======== Dataset

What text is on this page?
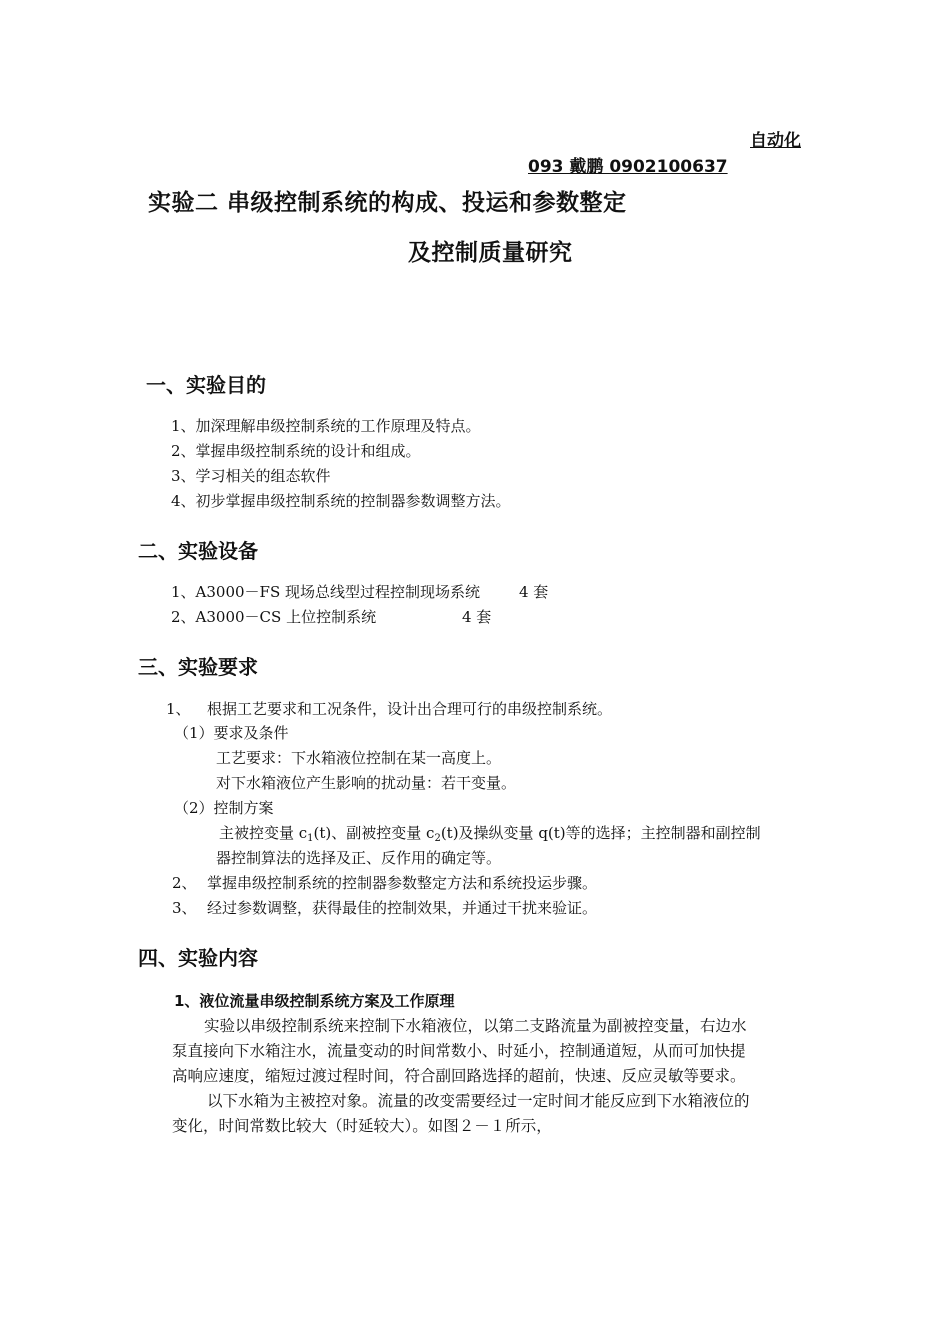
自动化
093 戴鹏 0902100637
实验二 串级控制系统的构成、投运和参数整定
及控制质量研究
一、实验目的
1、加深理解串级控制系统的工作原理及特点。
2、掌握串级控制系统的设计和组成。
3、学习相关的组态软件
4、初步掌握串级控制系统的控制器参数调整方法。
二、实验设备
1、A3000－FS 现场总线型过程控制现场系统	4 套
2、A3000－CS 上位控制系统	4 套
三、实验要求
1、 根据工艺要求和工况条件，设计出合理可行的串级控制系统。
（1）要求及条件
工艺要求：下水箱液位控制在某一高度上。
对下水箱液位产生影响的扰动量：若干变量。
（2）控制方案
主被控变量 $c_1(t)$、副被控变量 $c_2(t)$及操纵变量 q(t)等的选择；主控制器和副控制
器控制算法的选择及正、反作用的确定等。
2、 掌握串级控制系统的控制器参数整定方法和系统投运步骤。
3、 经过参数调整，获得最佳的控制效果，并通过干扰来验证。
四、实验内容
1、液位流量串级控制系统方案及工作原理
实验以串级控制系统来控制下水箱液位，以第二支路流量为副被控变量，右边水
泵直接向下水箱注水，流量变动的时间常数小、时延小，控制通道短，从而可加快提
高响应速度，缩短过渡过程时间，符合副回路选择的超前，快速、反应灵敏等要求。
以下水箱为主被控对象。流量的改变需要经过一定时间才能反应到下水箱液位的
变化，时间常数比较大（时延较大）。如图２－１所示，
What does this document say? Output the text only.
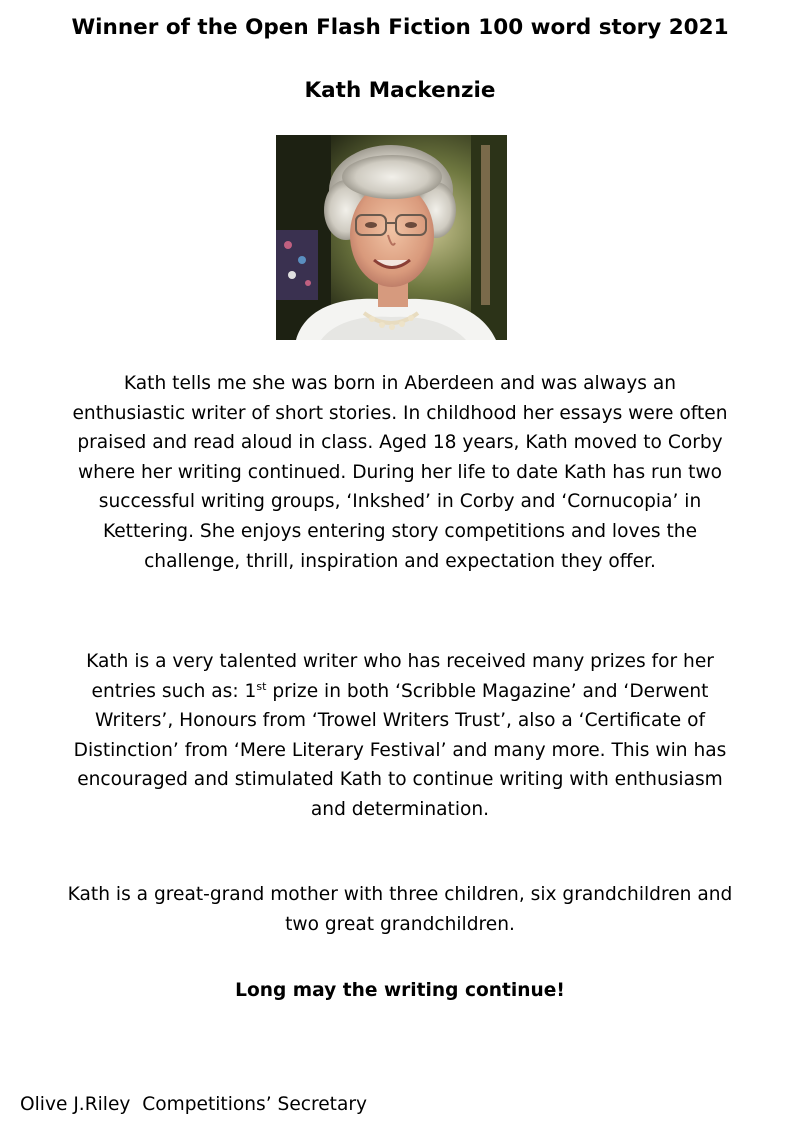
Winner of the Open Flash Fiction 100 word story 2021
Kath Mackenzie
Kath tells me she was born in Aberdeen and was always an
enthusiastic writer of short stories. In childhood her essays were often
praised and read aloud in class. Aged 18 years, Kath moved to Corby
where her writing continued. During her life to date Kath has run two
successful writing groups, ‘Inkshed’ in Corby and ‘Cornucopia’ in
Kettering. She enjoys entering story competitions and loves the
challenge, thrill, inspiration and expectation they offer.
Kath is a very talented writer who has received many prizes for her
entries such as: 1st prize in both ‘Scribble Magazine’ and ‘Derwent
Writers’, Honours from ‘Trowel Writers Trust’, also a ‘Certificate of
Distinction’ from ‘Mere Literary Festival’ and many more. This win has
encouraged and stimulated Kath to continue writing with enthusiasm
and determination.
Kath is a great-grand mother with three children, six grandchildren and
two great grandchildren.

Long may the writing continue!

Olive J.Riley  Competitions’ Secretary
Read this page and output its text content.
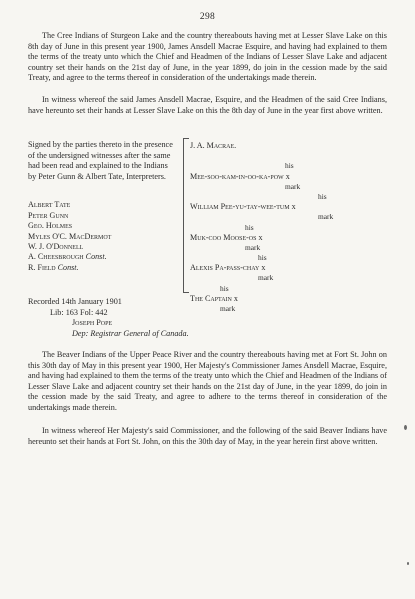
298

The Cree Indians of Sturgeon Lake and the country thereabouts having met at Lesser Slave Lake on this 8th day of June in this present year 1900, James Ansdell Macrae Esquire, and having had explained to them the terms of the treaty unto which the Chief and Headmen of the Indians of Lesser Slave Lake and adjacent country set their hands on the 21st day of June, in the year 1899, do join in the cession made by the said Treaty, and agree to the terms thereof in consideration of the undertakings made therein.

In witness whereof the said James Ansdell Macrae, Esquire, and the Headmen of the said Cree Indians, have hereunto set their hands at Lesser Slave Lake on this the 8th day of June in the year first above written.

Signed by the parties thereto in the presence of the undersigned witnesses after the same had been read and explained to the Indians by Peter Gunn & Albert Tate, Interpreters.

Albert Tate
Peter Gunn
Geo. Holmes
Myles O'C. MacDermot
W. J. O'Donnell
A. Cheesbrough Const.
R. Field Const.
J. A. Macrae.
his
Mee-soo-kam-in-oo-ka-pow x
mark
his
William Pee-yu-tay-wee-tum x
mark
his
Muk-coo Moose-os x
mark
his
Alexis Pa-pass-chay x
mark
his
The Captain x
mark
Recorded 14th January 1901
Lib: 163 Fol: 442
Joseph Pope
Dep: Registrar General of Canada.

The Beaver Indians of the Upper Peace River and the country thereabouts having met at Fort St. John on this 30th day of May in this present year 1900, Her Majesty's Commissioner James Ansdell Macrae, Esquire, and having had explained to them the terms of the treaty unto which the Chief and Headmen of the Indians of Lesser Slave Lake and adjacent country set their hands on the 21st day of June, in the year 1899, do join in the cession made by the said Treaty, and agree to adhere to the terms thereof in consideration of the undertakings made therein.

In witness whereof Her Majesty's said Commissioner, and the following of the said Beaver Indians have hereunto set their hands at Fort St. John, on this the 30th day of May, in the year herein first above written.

================

Transcribe each entry above exactly, apart from the pictures.

Task answer>
What text is on this page?
自动化
093 戴鹏 0902100637
实验二 串级控制系统的构成、投运和参数整定
及控制质量研究
一、实验目的
1、加深理解串级控制系统的工作原理及特点。
2、掌握串级控制系统的设计和组成。
3、学习相关的组态软件
4、初步掌握串级控制系统的控制器参数调整方法。
二、实验设备
1、A3000－FS 现场总线型过程控制现场系统	4 套
2、A3000－CS 上位控制系统	4 套
三、实验要求
1、 根据工艺要求和工况条件，设计出合理可行的串级控制系统。
（1）要求及条件
工艺要求：下水箱液位控制在某一高度上。
对下水箱液位产生影响的扰动量：若干变量。
（2）控制方案
主被控变量 $c_1(t)$、副被控变量 $c_2(t)$及操纵变量 q(t)等的选择；主控制器和副控制
器控制算法的选择及正、反作用的确定等。
2、 掌握串级控制系统的控制器参数整定方法和系统投运步骤。
3、 经过参数调整，获得最佳的控制效果，并通过干扰来验证。
四、实验内容
1、液位流量串级控制系统方案及工作原理
实验以串级控制系统来控制下水箱液位，以第二支路流量为副被控变量，右边水
泵直接向下水箱注水，流量变动的时间常数小、时延小，控制通道短，从而可加快提
高响应速度，缩短过渡过程时间，符合副回路选择的超前，快速、反应灵敏等要求。
以下水箱为主被控对象。流量的改变需要经过一定时间才能反应到下水箱液位的
变化，时间常数比较大（时延较大）。如图２－１所示，
What does this document say? Output the text only.
Winner of the Open Flash Fiction 100 word story 2021
Kath Mackenzie
Kath tells me she was born in Aberdeen and was always an
enthusiastic writer of short stories. In childhood her essays were often
praised and read aloud in class. Aged 18 years, Kath moved to Corby
where her writing continued. During her life to date Kath has run two
successful writing groups, ‘Inkshed’ in Corby and ‘Cornucopia’ in
Kettering. She enjoys entering story competitions and loves the
challenge, thrill, inspiration and expectation they offer.
Kath is a very talented writer who has received many prizes for her
entries such as: 1st prize in both ‘Scribble Magazine’ and ‘Derwent
Writers’, Honours from ‘Trowel Writers Trust’, also a ‘Certificate of
Distinction’ from ‘Mere Literary Festival’ and many more. This win has
encouraged and stimulated Kath to continue writing with enthusiasm
and determination.
Kath is a great-grand mother with three children, six grandchildren and
two great grandchildren.

Long may the writing continue!

Olive J.Riley  Competitions’ Secretary
Read this page and output its text content.
298

The Cree Indians of Sturgeon Lake and the country thereabouts having met at Lesser Slave Lake on this 8th day of June in this present year 1900, James Ansdell Macrae Esquire, and having had explained to them the terms of the treaty unto which the Chief and Headmen of the Indians of Lesser Slave Lake and adjacent country set their hands on the 21st day of June, in the year 1899, do join in the cession made by the said Treaty, and agree to the terms thereof in consideration of the undertakings made therein.

In witness whereof the said James Ansdell Macrae, Esquire, and the Headmen of the said Cree Indians, have hereunto set their hands at Lesser Slave Lake on this the 8th day of June in the year first above written.

Signed by the parties thereto in the presence of the undersigned witnesses after the same had been read and explained to the Indians by Peter Gunn & Albert Tate, Interpreters.

Albert Tate
Peter Gunn
Geo. Holmes
Myles O'C. MacDermot
W. J. O'Donnell
A. Cheesbrough Const.
R. Field Const.
J. A. Macrae.
his
Mee-soo-kam-in-oo-ka-pow x
mark
his
William Pee-yu-tay-wee-tum x
mark
his
Muk-coo Moose-os x
mark
his
Alexis Pa-pass-chay x
mark
his
The Captain x
mark
Recorded 14th January 1901
Lib: 163 Fol: 442
Joseph Pope
Dep: Registrar General of Canada.

The Beaver Indians of the Upper Peace River and the country thereabouts having met at Fort St. John on this 30th day of May in this present year 1900, Her Majesty's Commissioner James Ansdell Macrae, Esquire, and having had explained to them the terms of the treaty unto which the Chief and Headmen of the Indians of Lesser Slave Lake and adjacent country set their hands on the 21st day of June, in the year 1899, do join in the cession made by the said Treaty, and agree to adhere to the terms thereof in consideration of the undertakings made therein.

In witness whereof Her Majesty's said Commissioner, and the following of the said Beaver Indians have hereunto set their hands at Fort St. John, on this the 30th day of May, in the year herein first above written.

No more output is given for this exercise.